The records below hold pictures; please leave those out and retype the rest exactly.
--- begin Supplied information ---
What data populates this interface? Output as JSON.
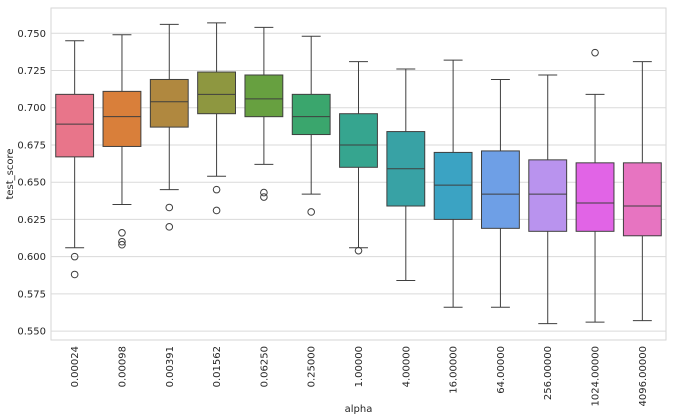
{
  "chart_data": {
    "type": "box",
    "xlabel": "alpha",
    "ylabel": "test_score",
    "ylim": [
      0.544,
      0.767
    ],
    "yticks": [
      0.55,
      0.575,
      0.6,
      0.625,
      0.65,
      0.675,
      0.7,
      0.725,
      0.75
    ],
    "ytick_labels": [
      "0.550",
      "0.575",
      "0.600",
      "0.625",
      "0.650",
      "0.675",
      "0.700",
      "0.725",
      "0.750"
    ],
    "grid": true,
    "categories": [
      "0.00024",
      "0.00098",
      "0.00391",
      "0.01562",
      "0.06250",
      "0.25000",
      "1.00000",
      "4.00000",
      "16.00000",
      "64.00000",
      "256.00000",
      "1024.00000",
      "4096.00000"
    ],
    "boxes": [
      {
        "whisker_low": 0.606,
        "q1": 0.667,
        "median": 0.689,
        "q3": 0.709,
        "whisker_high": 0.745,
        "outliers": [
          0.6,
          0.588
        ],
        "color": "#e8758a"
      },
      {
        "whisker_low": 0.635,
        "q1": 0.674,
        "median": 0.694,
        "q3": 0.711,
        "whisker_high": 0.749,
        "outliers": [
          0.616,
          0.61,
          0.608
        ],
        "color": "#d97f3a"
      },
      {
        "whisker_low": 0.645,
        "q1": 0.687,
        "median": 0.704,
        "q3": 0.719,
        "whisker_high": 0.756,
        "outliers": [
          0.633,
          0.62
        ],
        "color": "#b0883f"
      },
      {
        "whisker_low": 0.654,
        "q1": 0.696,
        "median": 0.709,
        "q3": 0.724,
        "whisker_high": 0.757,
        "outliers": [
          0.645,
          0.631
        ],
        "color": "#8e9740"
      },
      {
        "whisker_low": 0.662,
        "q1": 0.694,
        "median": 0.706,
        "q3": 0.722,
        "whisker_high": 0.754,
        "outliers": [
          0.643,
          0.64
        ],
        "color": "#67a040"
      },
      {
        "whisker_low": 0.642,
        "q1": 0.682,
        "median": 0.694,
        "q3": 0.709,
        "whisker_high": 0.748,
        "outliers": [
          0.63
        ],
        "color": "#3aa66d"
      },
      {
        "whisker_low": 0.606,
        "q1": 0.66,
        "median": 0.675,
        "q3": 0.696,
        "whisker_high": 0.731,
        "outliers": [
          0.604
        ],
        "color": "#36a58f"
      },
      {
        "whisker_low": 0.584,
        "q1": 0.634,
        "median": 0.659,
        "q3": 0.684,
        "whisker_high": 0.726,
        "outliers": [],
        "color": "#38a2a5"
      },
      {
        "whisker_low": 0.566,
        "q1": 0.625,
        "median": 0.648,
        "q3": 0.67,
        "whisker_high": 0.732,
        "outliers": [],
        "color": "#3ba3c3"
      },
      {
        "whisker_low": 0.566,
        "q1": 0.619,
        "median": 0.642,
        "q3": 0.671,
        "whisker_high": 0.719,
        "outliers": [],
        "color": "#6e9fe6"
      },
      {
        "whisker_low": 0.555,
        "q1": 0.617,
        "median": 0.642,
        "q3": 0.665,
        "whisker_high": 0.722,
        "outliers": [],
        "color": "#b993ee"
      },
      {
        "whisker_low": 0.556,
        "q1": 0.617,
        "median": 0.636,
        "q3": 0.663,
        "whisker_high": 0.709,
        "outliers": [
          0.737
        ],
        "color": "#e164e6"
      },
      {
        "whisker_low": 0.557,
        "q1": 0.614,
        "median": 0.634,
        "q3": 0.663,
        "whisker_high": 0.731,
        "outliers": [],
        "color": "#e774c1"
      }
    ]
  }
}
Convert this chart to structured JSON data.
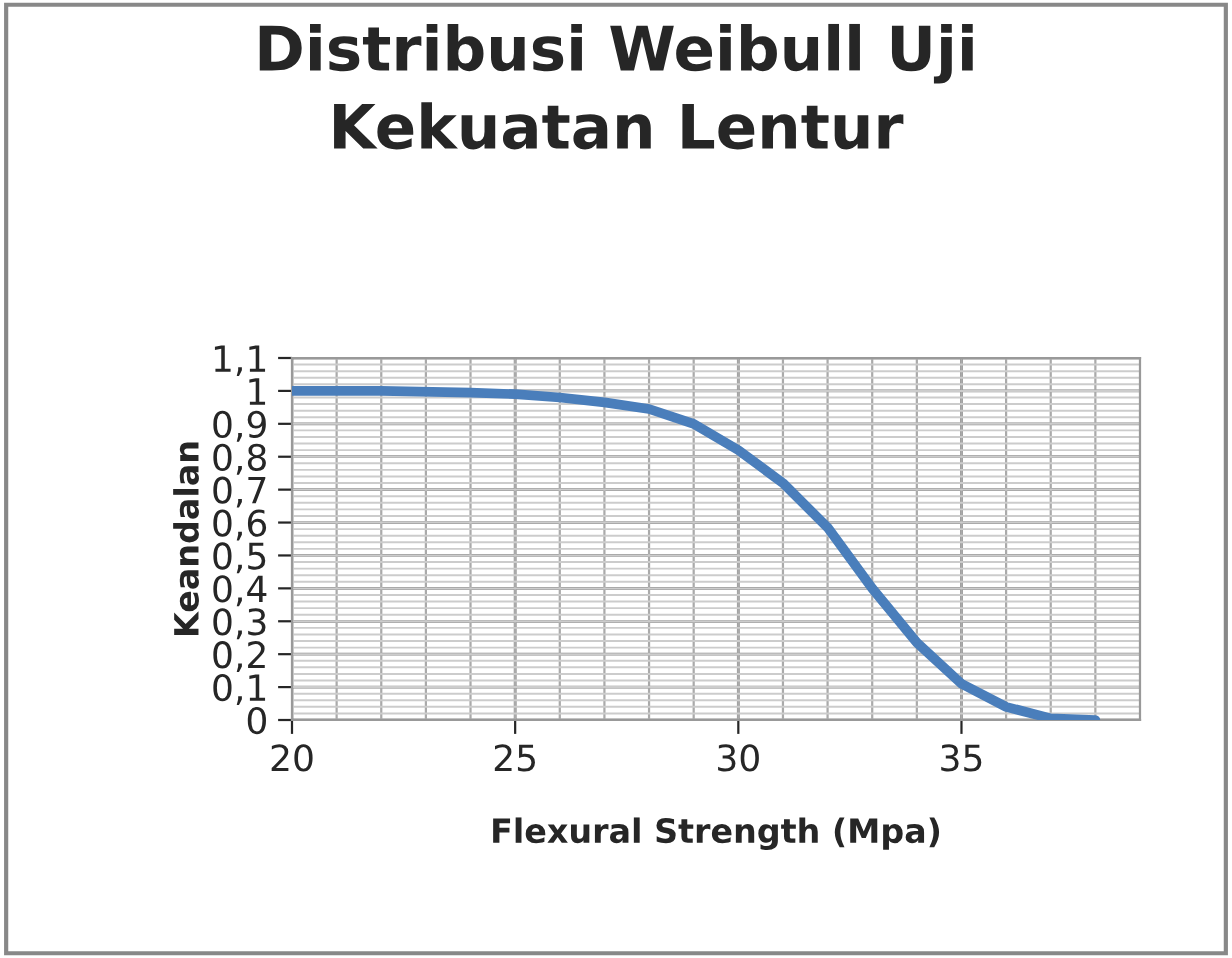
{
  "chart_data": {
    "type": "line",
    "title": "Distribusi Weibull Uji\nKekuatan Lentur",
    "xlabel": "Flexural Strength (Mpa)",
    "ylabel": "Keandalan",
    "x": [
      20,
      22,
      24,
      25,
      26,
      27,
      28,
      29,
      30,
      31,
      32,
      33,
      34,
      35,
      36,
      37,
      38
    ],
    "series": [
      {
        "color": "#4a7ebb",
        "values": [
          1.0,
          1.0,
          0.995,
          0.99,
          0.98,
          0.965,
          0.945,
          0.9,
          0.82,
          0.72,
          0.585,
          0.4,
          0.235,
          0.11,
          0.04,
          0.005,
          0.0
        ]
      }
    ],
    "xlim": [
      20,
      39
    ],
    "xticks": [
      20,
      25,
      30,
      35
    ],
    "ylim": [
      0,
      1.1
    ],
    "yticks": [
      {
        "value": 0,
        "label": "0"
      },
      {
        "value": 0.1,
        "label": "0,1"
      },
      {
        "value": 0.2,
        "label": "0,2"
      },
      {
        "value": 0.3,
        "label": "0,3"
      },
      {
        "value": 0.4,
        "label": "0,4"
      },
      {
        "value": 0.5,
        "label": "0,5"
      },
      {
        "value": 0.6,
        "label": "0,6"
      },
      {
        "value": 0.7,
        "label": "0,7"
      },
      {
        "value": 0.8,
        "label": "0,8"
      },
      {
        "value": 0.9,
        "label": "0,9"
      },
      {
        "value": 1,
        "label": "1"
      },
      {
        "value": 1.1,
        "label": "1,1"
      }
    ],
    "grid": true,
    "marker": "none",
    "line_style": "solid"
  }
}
--- end Supplied information ---
• Final result
What data populates this interface? Output as JSON.
{
  "chart_data": {
    "type": "box",
    "xlabel": "alpha",
    "ylabel": "test_score",
    "ylim": [
      0.544,
      0.767
    ],
    "yticks": [
      0.55,
      0.575,
      0.6,
      0.625,
      0.65,
      0.675,
      0.7,
      0.725,
      0.75
    ],
    "ytick_labels": [
      "0.550",
      "0.575",
      "0.600",
      "0.625",
      "0.650",
      "0.675",
      "0.700",
      "0.725",
      "0.750"
    ],
    "grid": true,
    "categories": [
      "0.00024",
      "0.00098",
      "0.00391",
      "0.01562",
      "0.06250",
      "0.25000",
      "1.00000",
      "4.00000",
      "16.00000",
      "64.00000",
      "256.00000",
      "1024.00000",
      "4096.00000"
    ],
    "boxes": [
      {
        "whisker_low": 0.606,
        "q1": 0.667,
        "median": 0.689,
        "q3": 0.709,
        "whisker_high": 0.745,
        "outliers": [
          0.6,
          0.588
        ],
        "color": "#e8758a"
      },
      {
        "whisker_low": 0.635,
        "q1": 0.674,
        "median": 0.694,
        "q3": 0.711,
        "whisker_high": 0.749,
        "outliers": [
          0.616,
          0.61,
          0.608
        ],
        "color": "#d97f3a"
      },
      {
        "whisker_low": 0.645,
        "q1": 0.687,
        "median": 0.704,
        "q3": 0.719,
        "whisker_high": 0.756,
        "outliers": [
          0.633,
          0.62
        ],
        "color": "#b0883f"
      },
      {
        "whisker_low": 0.654,
        "q1": 0.696,
        "median": 0.709,
        "q3": 0.724,
        "whisker_high": 0.757,
        "outliers": [
          0.645,
          0.631
        ],
        "color": "#8e9740"
      },
      {
        "whisker_low": 0.662,
        "q1": 0.694,
        "median": 0.706,
        "q3": 0.722,
        "whisker_high": 0.754,
        "outliers": [
          0.643,
          0.64
        ],
        "color": "#67a040"
      },
      {
        "whisker_low": 0.642,
        "q1": 0.682,
        "median": 0.694,
        "q3": 0.709,
        "whisker_high": 0.748,
        "outliers": [
          0.63
        ],
        "color": "#3aa66d"
      },
      {
        "whisker_low": 0.606,
        "q1": 0.66,
        "median": 0.675,
        "q3": 0.696,
        "whisker_high": 0.731,
        "outliers": [
          0.604
        ],
        "color": "#36a58f"
      },
      {
        "whisker_low": 0.584,
        "q1": 0.634,
        "median": 0.659,
        "q3": 0.684,
        "whisker_high": 0.726,
        "outliers": [],
        "color": "#38a2a5"
      },
      {
        "whisker_low": 0.566,
        "q1": 0.625,
        "median": 0.648,
        "q3": 0.67,
        "whisker_high": 0.732,
        "outliers": [],
        "color": "#3ba3c3"
      },
      {
        "whisker_low": 0.566,
        "q1": 0.619,
        "median": 0.642,
        "q3": 0.671,
        "whisker_high": 0.719,
        "outliers": [],
        "color": "#6e9fe6"
      },
      {
        "whisker_low": 0.555,
        "q1": 0.617,
        "median": 0.642,
        "q3": 0.665,
        "whisker_high": 0.722,
        "outliers": [],
        "color": "#b993ee"
      },
      {
        "whisker_low": 0.556,
        "q1": 0.617,
        "median": 0.636,
        "q3": 0.663,
        "whisker_high": 0.709,
        "outliers": [
          0.737
        ],
        "color": "#e164e6"
      },
      {
        "whisker_low": 0.557,
        "q1": 0.614,
        "median": 0.634,
        "q3": 0.663,
        "whisker_high": 0.731,
        "outliers": [],
        "color": "#e774c1"
      }
    ]
  }
}
Convert this chart to structured JSON data.
{
  "chart_data": {
    "type": "line",
    "title": "Distribusi Weibull Uji\nKekuatan Lentur",
    "xlabel": "Flexural Strength (Mpa)",
    "ylabel": "Keandalan",
    "x": [
      20,
      22,
      24,
      25,
      26,
      27,
      28,
      29,
      30,
      31,
      32,
      33,
      34,
      35,
      36,
      37,
      38
    ],
    "series": [
      {
        "color": "#4a7ebb",
        "values": [
          1.0,
          1.0,
          0.995,
          0.99,
          0.98,
          0.965,
          0.945,
          0.9,
          0.82,
          0.72,
          0.585,
          0.4,
          0.235,
          0.11,
          0.04,
          0.005,
          0.0
        ]
      }
    ],
    "xlim": [
      20,
      39
    ],
    "xticks": [
      20,
      25,
      30,
      35
    ],
    "ylim": [
      0,
      1.1
    ],
    "yticks": [
      {
        "value": 0,
        "label": "0"
      },
      {
        "value": 0.1,
        "label": "0,1"
      },
      {
        "value": 0.2,
        "label": "0,2"
      },
      {
        "value": 0.3,
        "label": "0,3"
      },
      {
        "value": 0.4,
        "label": "0,4"
      },
      {
        "value": 0.5,
        "label": "0,5"
      },
      {
        "value": 0.6,
        "label": "0,6"
      },
      {
        "value": 0.7,
        "label": "0,7"
      },
      {
        "value": 0.8,
        "label": "0,8"
      },
      {
        "value": 0.9,
        "label": "0,9"
      },
      {
        "value": 1,
        "label": "1"
      },
      {
        "value": 1.1,
        "label": "1,1"
      }
    ],
    "grid": true,
    "marker": "none",
    "line_style": "solid"
  }
}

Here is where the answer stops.